■ **Task details**: Exclude the pictures, then copy all remaining records exactly.

[Records from a collection of figures]
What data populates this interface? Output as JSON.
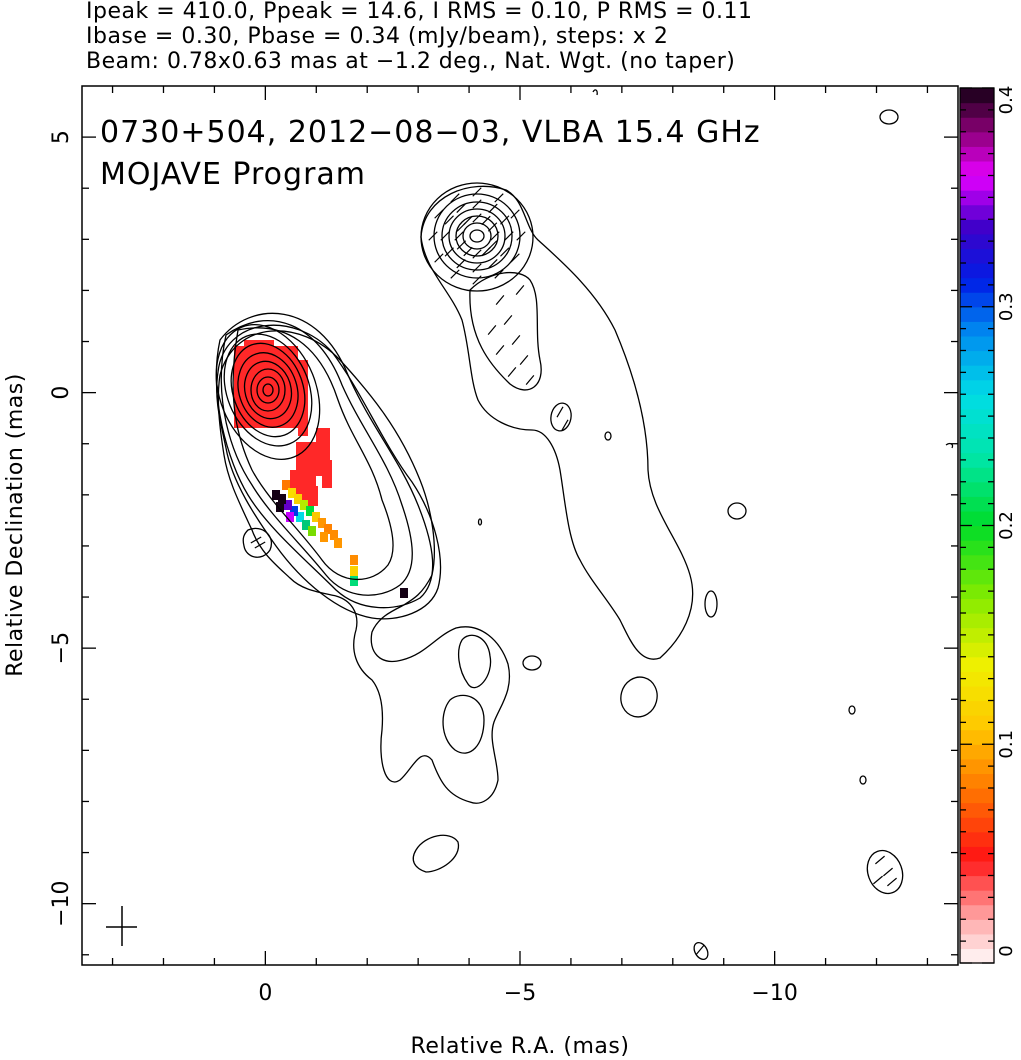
{
  "header": {
    "line1": "Ipeak = 410.0, Ppeak = 14.6, I RMS = 0.10, P RMS = 0.11",
    "line2": "Ibase = 0.30, Pbase = 0.34 (mJy/beam), steps: x 2",
    "line3": "Beam: 0.78x0.63 mas at −1.2 deg., Nat. Wgt. (no taper)"
  },
  "plot": {
    "title_line1": "0730+504, 2012−08−03, VLBA 15.4 GHz",
    "title_line2": "MOJAVE Program"
  },
  "chart_data": {
    "type": "heatmap",
    "xlabel": "Relative R.A. (mas)",
    "ylabel": "Relative Declination (mas)",
    "xlim": [
      3.6,
      -13.6
    ],
    "ylim": [
      -11.2,
      6.0
    ],
    "x_ticks": [
      0,
      -5,
      -10
    ],
    "x_tick_labels": [
      "0",
      "−5",
      "−10"
    ],
    "y_ticks": [
      5,
      0,
      -5,
      -10
    ],
    "y_tick_labels": [
      "5",
      "0",
      "−5",
      "−10"
    ],
    "colorbar": {
      "range": [
        0,
        0.4
      ],
      "ticks": [
        0,
        0.1,
        0.2,
        0.3,
        0.4
      ],
      "tick_labels": [
        "0",
        "0.1",
        "0.2",
        "0.3",
        "0.4"
      ]
    },
    "core_position": [
      0,
      0
    ],
    "secondary_component_position": [
      -4.2,
      3.0
    ]
  }
}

■ **Answer to this task**:
What data populates this interface? Output as JSON.
{
  "header": {
    "line1": "Ipeak = 410.0, Ppeak = 14.6, I RMS = 0.10, P RMS = 0.11",
    "line2": "Ibase = 0.30, Pbase = 0.34 (mJy/beam), steps: x 2",
    "line3": "Beam: 0.78x0.63 mas at −1.2 deg., Nat. Wgt. (no taper)"
  },
  "plot": {
    "title_line1": "0730+504, 2012−08−03, VLBA 15.4 GHz",
    "title_line2": "MOJAVE Program"
  },
  "chart_data": {
    "type": "heatmap",
    "xlabel": "Relative R.A. (mas)",
    "ylabel": "Relative Declination (mas)",
    "xlim": [
      3.6,
      -13.6
    ],
    "ylim": [
      -11.2,
      6.0
    ],
    "x_ticks": [
      0,
      -5,
      -10
    ],
    "x_tick_labels": [
      "0",
      "−5",
      "−10"
    ],
    "y_ticks": [
      5,
      0,
      -5,
      -10
    ],
    "y_tick_labels": [
      "5",
      "0",
      "−5",
      "−10"
    ],
    "colorbar": {
      "range": [
        0,
        0.4
      ],
      "ticks": [
        0,
        0.1,
        0.2,
        0.3,
        0.4
      ],
      "tick_labels": [
        "0",
        "0.1",
        "0.2",
        "0.3",
        "0.4"
      ]
    },
    "core_position": [
      0,
      0
    ],
    "secondary_component_position": [
      -4.2,
      3.0
    ]
  }
}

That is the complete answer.